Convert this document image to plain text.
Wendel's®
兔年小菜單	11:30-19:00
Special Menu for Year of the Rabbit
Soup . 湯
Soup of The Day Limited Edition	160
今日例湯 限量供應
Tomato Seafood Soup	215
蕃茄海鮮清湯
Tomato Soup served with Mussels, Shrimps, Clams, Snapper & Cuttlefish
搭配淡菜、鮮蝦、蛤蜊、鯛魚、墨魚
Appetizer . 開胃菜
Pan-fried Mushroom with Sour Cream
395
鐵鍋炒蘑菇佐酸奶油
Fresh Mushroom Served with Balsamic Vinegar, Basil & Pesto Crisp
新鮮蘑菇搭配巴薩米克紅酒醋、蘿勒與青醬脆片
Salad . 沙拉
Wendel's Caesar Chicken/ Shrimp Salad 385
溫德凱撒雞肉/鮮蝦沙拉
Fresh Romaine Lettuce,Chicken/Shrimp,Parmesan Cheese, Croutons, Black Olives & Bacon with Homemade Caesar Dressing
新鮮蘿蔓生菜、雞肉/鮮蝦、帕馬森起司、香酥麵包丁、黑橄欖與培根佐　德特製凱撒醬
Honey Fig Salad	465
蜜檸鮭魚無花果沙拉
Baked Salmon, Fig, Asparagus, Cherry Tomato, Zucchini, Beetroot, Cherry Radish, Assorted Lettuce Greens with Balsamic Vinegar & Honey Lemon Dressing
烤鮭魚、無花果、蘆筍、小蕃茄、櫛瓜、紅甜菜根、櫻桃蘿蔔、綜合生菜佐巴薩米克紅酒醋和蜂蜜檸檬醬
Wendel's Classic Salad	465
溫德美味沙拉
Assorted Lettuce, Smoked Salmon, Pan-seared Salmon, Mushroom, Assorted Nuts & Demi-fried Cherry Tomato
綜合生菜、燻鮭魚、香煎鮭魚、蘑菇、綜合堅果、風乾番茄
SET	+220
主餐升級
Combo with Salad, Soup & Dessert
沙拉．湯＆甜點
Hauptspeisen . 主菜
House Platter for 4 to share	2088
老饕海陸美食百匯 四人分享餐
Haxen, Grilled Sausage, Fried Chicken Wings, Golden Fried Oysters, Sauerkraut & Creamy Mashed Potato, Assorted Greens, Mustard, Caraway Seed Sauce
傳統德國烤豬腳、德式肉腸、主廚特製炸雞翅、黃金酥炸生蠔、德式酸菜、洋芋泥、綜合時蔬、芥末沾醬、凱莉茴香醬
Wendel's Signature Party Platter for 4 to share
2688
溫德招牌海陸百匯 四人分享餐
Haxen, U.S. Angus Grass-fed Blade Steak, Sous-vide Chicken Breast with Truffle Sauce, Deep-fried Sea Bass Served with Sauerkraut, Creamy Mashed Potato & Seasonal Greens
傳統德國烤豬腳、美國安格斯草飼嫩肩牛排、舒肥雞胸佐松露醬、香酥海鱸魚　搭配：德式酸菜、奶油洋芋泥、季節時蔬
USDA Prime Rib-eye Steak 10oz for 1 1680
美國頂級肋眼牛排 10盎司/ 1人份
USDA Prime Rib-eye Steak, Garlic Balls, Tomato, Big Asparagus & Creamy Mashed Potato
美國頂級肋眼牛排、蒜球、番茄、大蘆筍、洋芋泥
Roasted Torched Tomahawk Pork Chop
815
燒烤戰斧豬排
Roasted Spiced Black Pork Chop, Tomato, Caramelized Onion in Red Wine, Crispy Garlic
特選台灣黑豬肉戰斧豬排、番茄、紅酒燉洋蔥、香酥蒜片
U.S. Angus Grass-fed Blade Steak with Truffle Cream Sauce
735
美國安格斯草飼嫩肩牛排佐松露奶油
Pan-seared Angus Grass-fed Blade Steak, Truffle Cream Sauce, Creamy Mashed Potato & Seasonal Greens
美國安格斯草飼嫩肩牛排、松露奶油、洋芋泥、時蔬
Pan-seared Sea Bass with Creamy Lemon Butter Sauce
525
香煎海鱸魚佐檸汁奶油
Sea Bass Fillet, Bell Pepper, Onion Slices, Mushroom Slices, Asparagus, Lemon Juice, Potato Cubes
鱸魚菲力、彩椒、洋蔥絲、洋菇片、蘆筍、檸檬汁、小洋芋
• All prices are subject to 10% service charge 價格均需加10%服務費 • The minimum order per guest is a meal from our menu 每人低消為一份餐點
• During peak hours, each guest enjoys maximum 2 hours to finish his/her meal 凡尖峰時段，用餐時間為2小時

════════

• _Instruction_
Where a line contains "Truffle", copy that line.

• _Solved exercise_
Haxen, U.S. Angus Grass-fed Blade Steak, Sous-vide Chicken Breast with Truffle Sauce, Deep-fried Sea Bass Served with Sauerkraut, Creamy Mashed Potato & Seasonal Greens
U.S. Angus Grass-fed Blade Steak with Truffle Cream Sauce
Pan-seared Angus Grass-fed Blade Steak, Truffle Cream Sauce, Creamy Mashed Potato & Seasonal Greens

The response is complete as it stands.